(Records from a data collection)

****

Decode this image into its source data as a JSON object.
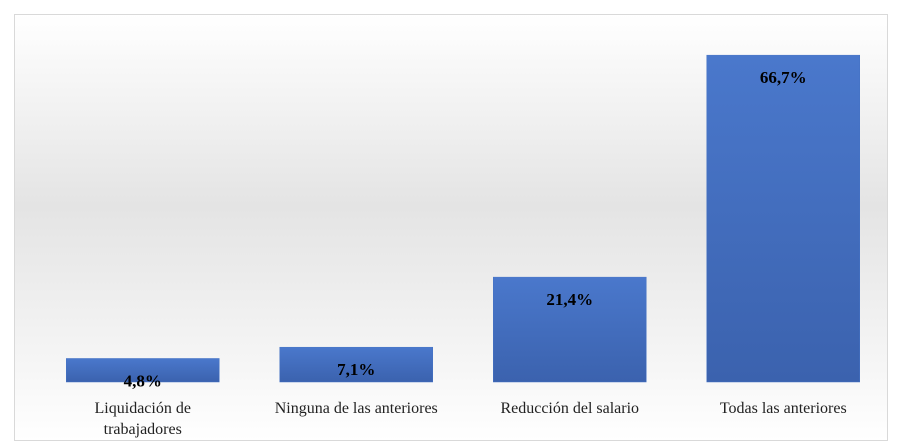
{
  "chart_data": {
    "type": "bar",
    "categories": [
      "Liquidación de trabajadores",
      "Ninguna de las anteriores",
      "Reducción del salario",
      "Todas las anteriores"
    ],
    "values": [
      4.8,
      7.1,
      21.4,
      66.7
    ],
    "value_labels": [
      "4,8%",
      "7,1%",
      "21,4%",
      "66,7%"
    ],
    "color": "#4472c4"
  }
}
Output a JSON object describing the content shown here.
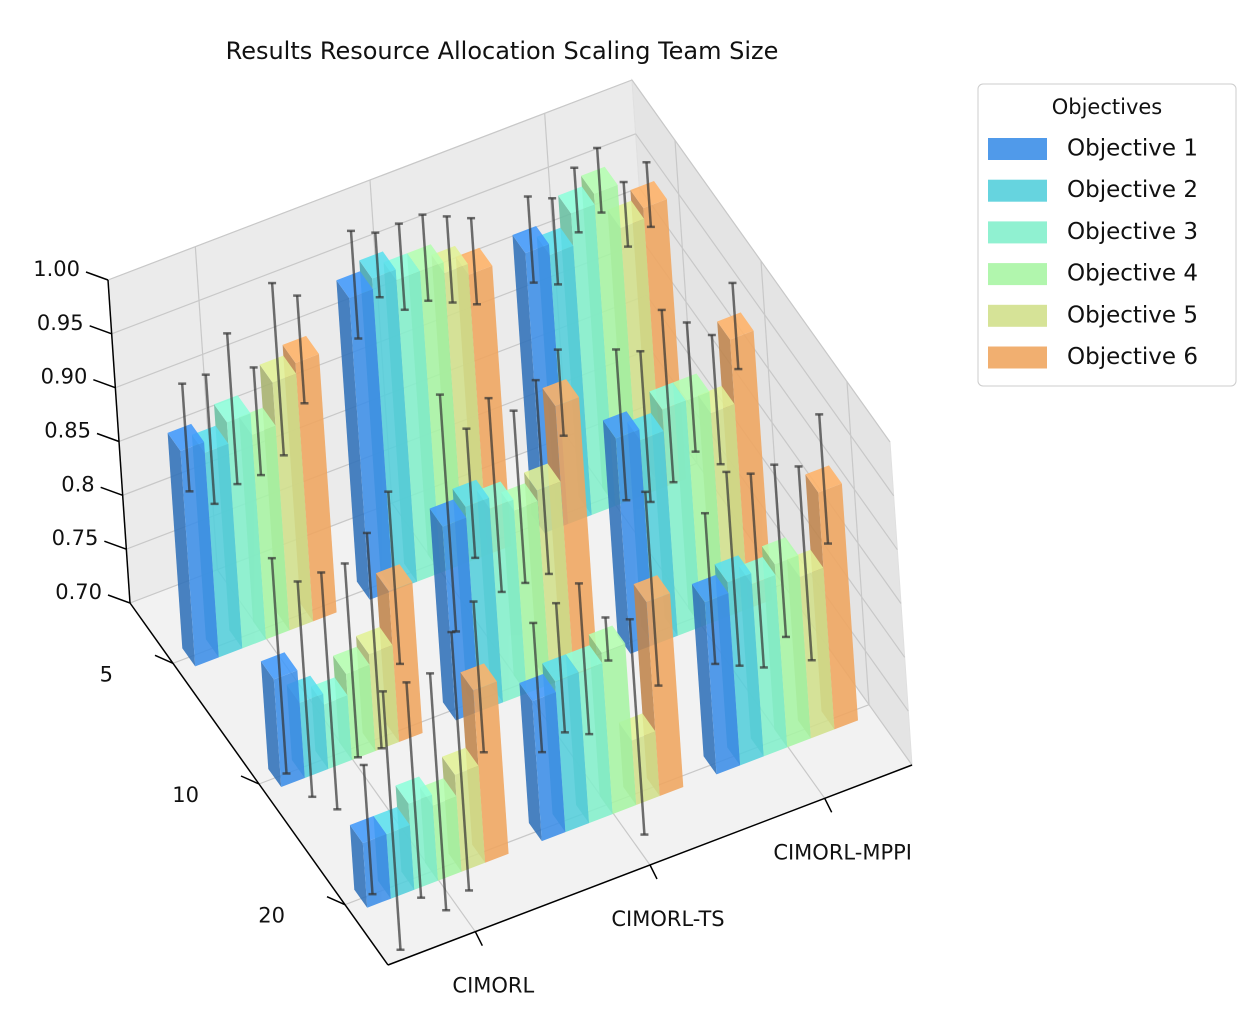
{
  "chart_data": {
    "type": "bar3d",
    "title": "Results Resource Allocation Scaling Team Size",
    "x_categories": [
      "CIMORL",
      "CIMORL-TS",
      "CIMORL-MPPI"
    ],
    "y_categories": [
      "5",
      "10",
      "20"
    ],
    "zlim": [
      0.7,
      1.0
    ],
    "zticks": [
      {
        "value": 0.7,
        "label": "0.70"
      },
      0.75,
      0.8,
      0.85,
      {
        "value": 0.9,
        "label": "0.90"
      },
      0.95,
      {
        "value": 1.0,
        "label": "1.00"
      }
    ],
    "grid": true,
    "legend_title": "Objectives",
    "legend_position": "outside-upper-right",
    "series": [
      {
        "name": "Objective 1",
        "color": "#3d8fe8",
        "values": [
          [
            0.9,
            0.98,
            0.96
          ],
          [
            0.8,
            0.88,
            0.9
          ],
          [
            0.76,
            0.83,
            0.86
          ]
        ],
        "errors": [
          [
            0.05,
            0.05,
            0.04
          ],
          [
            0.1,
            0.11,
            0.07
          ],
          [
            0.06,
            0.06,
            0.07
          ]
        ]
      },
      {
        "name": "Objective 2",
        "color": "#55cfdc",
        "values": [
          [
            0.89,
            0.99,
            0.95
          ],
          [
            0.77,
            0.89,
            0.89
          ],
          [
            0.76,
            0.84,
            0.87
          ]
        ],
        "errors": [
          [
            0.06,
            0.03,
            0.04
          ],
          [
            0.1,
            0.06,
            0.07
          ],
          [
            0.12,
            0.06,
            0.09
          ]
        ]
      },
      {
        "name": "Objective 3",
        "color": "#84f0cc",
        "values": [
          [
            0.91,
            0.98,
            0.98
          ],
          [
            0.76,
            0.88,
            0.91
          ],
          [
            0.78,
            0.84,
            0.86
          ]
        ],
        "errors": [
          [
            0.07,
            0.04,
            0.03
          ],
          [
            0.11,
            0.09,
            0.08
          ],
          [
            0.1,
            0.07,
            0.09
          ]
        ]
      },
      {
        "name": "Objective 4",
        "color": "#a8f5a4",
        "values": [
          [
            0.89,
            0.98,
            0.99
          ],
          [
            0.78,
            0.87,
            0.91
          ],
          [
            0.77,
            0.85,
            0.87
          ]
        ],
        "errors": [
          [
            0.05,
            0.04,
            0.03
          ],
          [
            0.09,
            0.08,
            0.06
          ],
          [
            0.11,
            0.02,
            0.08
          ]
        ]
      },
      {
        "name": "Objective 5",
        "color": "#d2e08c",
        "values": [
          [
            0.93,
            0.97,
            0.95
          ],
          [
            0.79,
            0.88,
            0.89
          ],
          [
            0.79,
            0.76,
            0.85
          ]
        ],
        "errors": [
          [
            0.08,
            0.04,
            0.03
          ],
          [
            0.1,
            0.09,
            0.06
          ],
          [
            0.12,
            0.1,
            0.09
          ]
        ]
      },
      {
        "name": "Objective 6",
        "color": "#f0a660",
        "values": [
          [
            0.94,
            0.96,
            0.96
          ],
          [
            0.84,
            0.95,
            0.95
          ],
          [
            0.86,
            0.88,
            0.92
          ]
        ],
        "errors": [
          [
            0.05,
            0.04,
            0.03
          ],
          [
            0.08,
            0.04,
            0.04
          ],
          [
            0.07,
            0.09,
            0.06
          ]
        ]
      }
    ]
  }
}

****

Copy out each line of the listing that holds "JSON".

COMPLETED TASK:
Decode this image into its source data as a JSON object.
Output a JSON object describing the content shown here.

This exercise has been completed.